Figure record listings
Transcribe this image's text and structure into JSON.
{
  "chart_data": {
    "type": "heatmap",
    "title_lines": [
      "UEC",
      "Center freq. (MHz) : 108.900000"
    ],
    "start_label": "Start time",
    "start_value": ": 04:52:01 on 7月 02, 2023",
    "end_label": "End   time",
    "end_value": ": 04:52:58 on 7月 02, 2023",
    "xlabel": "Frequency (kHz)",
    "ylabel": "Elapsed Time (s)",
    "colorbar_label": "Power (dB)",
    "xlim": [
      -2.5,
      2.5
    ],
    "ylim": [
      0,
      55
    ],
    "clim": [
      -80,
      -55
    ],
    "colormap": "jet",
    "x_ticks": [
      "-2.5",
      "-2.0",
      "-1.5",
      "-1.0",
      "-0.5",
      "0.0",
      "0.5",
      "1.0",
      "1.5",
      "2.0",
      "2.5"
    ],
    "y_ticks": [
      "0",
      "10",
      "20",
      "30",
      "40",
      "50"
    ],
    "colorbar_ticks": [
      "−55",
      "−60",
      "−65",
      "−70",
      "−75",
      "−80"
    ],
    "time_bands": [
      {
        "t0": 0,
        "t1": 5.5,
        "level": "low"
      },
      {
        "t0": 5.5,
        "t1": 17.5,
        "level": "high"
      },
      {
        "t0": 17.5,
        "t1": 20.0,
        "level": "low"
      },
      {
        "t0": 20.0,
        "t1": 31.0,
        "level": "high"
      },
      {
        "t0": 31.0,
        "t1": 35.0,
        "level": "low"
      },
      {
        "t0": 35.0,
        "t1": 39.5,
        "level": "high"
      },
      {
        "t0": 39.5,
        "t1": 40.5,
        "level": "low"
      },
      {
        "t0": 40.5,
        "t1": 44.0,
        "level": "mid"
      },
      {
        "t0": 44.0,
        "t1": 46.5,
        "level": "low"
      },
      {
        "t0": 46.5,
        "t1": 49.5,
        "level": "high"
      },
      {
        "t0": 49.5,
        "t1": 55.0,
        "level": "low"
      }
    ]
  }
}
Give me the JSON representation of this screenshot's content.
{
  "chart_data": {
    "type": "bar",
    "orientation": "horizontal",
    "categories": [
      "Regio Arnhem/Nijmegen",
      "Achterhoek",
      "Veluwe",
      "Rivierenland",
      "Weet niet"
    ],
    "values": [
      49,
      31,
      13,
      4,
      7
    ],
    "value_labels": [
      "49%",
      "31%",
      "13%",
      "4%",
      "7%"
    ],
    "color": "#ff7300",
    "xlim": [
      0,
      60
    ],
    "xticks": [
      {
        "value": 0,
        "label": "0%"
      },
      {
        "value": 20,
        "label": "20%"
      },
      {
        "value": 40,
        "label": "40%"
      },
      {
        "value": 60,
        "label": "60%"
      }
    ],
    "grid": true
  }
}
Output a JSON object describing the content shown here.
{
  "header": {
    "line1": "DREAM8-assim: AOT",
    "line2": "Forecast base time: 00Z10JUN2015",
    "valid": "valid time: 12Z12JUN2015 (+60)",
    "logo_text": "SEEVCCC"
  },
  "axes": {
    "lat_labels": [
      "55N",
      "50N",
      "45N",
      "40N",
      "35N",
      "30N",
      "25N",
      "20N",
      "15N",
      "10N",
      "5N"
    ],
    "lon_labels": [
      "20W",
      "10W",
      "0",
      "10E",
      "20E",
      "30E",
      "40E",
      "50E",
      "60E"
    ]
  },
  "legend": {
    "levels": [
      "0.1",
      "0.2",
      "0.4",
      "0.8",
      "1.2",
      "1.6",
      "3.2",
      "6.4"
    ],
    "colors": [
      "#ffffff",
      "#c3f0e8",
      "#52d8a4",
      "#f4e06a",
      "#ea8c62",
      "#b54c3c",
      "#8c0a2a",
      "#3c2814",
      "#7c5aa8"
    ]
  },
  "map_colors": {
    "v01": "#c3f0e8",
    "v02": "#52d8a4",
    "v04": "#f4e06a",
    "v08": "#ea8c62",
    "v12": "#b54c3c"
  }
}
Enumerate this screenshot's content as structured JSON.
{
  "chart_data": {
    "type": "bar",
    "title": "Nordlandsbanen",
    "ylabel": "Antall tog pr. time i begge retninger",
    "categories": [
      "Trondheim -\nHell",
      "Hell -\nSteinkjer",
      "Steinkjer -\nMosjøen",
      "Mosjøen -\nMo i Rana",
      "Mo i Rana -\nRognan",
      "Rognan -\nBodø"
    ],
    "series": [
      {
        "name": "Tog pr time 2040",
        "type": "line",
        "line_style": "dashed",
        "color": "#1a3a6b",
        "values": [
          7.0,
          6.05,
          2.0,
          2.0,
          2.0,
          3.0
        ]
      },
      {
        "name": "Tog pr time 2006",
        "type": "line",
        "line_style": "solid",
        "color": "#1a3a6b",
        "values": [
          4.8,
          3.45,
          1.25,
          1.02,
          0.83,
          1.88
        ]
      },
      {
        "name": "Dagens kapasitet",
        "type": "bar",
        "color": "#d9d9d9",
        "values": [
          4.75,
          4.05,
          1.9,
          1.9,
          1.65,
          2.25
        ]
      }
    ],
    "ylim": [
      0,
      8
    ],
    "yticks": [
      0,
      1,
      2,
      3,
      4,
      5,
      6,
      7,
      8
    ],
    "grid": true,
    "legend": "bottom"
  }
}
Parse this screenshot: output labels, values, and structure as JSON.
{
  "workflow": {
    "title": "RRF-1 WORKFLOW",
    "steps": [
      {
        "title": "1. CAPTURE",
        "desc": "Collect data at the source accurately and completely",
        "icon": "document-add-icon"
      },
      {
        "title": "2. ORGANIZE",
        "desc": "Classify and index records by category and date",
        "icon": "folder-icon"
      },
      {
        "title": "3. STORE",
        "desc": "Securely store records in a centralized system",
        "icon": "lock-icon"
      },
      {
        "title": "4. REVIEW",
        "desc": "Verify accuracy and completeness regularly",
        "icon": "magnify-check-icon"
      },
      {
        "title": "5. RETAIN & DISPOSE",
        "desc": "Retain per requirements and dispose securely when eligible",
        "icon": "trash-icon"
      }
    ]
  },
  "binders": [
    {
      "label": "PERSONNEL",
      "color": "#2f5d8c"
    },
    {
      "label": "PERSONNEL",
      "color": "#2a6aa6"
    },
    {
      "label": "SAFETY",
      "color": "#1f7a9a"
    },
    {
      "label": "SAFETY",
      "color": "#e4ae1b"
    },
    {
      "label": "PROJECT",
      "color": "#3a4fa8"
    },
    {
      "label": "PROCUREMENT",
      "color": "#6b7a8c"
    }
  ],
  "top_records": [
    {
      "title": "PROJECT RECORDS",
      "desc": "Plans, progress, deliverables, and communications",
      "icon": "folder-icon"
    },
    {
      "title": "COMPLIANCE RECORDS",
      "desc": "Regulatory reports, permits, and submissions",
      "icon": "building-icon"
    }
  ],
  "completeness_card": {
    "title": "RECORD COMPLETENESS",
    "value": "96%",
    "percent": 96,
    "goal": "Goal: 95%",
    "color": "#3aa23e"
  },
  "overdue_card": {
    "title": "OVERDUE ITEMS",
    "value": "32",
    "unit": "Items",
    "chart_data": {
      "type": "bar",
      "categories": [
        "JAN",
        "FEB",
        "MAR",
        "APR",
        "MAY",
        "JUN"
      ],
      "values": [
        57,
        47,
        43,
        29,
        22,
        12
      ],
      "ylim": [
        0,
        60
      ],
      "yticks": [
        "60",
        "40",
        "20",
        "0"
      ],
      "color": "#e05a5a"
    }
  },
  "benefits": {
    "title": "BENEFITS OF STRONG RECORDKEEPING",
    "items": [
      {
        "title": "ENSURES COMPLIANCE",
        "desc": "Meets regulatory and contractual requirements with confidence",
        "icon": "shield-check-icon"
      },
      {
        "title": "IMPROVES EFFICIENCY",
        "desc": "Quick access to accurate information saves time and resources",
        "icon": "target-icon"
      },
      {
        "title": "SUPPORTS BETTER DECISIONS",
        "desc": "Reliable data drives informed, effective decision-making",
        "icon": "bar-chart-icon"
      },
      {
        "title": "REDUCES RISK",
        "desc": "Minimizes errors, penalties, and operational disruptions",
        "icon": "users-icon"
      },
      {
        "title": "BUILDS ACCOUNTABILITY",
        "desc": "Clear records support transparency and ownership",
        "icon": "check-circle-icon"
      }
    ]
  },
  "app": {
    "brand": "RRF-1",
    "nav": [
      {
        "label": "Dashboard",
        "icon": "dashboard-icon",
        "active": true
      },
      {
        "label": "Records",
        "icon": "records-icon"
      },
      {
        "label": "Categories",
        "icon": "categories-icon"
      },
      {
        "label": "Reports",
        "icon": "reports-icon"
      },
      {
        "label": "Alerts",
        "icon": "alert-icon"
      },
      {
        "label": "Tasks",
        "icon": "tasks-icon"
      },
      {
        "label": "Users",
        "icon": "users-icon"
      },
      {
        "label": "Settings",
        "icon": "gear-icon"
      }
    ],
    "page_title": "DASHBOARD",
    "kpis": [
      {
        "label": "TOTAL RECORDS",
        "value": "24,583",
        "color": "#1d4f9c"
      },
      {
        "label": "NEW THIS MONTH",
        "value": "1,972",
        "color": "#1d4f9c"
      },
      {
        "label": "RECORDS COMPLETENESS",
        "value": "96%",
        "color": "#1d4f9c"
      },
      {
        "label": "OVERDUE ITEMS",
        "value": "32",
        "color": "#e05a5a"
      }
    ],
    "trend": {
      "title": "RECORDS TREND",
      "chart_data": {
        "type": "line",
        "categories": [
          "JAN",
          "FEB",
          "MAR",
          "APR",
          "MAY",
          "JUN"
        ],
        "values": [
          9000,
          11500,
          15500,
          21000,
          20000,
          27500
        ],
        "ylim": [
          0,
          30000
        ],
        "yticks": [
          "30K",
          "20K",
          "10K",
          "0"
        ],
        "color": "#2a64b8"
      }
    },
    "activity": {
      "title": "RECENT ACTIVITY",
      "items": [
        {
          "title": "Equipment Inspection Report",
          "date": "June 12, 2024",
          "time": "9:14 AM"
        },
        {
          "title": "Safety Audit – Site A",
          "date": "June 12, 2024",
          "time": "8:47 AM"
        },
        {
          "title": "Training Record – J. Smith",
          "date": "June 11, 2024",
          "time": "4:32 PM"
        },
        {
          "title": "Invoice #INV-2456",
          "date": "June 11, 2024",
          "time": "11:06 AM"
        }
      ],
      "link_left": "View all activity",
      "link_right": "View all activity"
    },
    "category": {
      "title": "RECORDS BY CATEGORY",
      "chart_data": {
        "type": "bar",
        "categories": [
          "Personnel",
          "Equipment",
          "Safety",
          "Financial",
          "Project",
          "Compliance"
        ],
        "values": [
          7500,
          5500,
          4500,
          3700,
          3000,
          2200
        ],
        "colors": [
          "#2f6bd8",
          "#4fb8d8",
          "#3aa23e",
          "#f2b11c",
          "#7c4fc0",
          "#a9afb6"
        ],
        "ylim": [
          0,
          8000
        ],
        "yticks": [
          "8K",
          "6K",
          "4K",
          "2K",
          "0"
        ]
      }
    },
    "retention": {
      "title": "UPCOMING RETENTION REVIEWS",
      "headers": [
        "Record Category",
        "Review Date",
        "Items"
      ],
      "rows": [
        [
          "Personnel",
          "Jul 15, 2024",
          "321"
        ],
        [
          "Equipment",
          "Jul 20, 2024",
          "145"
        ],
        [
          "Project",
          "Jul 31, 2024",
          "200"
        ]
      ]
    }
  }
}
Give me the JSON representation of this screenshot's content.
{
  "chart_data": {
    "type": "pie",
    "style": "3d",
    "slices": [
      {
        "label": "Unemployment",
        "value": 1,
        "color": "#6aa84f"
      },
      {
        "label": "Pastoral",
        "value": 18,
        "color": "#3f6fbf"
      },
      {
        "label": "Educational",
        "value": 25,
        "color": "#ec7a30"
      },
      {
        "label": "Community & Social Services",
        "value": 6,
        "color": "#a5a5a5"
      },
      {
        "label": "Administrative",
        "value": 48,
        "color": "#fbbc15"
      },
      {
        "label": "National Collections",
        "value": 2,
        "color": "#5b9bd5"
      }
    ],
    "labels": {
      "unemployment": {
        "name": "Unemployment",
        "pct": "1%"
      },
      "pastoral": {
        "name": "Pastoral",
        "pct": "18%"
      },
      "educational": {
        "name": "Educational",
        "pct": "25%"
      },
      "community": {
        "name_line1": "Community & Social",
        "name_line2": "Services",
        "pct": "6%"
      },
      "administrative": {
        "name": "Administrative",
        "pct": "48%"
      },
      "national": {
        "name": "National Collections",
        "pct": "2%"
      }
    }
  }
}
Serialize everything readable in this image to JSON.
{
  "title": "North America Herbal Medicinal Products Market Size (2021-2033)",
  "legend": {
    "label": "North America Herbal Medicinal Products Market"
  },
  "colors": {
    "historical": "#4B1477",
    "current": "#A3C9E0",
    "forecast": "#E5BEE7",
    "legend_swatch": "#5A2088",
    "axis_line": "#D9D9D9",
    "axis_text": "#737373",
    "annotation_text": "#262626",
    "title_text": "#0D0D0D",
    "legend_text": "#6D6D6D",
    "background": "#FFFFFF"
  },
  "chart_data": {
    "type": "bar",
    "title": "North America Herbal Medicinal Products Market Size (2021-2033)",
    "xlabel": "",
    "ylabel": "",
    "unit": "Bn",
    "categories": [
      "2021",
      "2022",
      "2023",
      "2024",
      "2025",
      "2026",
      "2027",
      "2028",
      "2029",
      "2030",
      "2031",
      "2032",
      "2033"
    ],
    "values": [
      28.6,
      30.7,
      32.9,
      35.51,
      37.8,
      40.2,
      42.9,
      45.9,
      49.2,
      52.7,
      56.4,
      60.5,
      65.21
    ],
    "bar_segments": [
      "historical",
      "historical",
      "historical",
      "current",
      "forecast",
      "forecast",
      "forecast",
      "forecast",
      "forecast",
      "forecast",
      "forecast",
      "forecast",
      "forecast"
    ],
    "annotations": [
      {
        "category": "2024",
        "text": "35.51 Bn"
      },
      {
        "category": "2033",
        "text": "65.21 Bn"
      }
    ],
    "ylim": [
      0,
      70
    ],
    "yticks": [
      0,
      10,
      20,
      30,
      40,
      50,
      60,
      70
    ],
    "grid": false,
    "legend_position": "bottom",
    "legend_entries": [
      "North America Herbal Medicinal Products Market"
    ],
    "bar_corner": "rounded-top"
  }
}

INSTRUCTION
Return all lines containing "Market".

ANSWER TO THIS EXERCISE
  "title": "North America Herbal Medicinal Products Market Size (2021-2033)",
    "label": "North America Herbal Medicinal Products Market"
    "title": "North America Herbal Medicinal Products Market Size (2021-2033)",
      "North America Herbal Medicinal Products Market"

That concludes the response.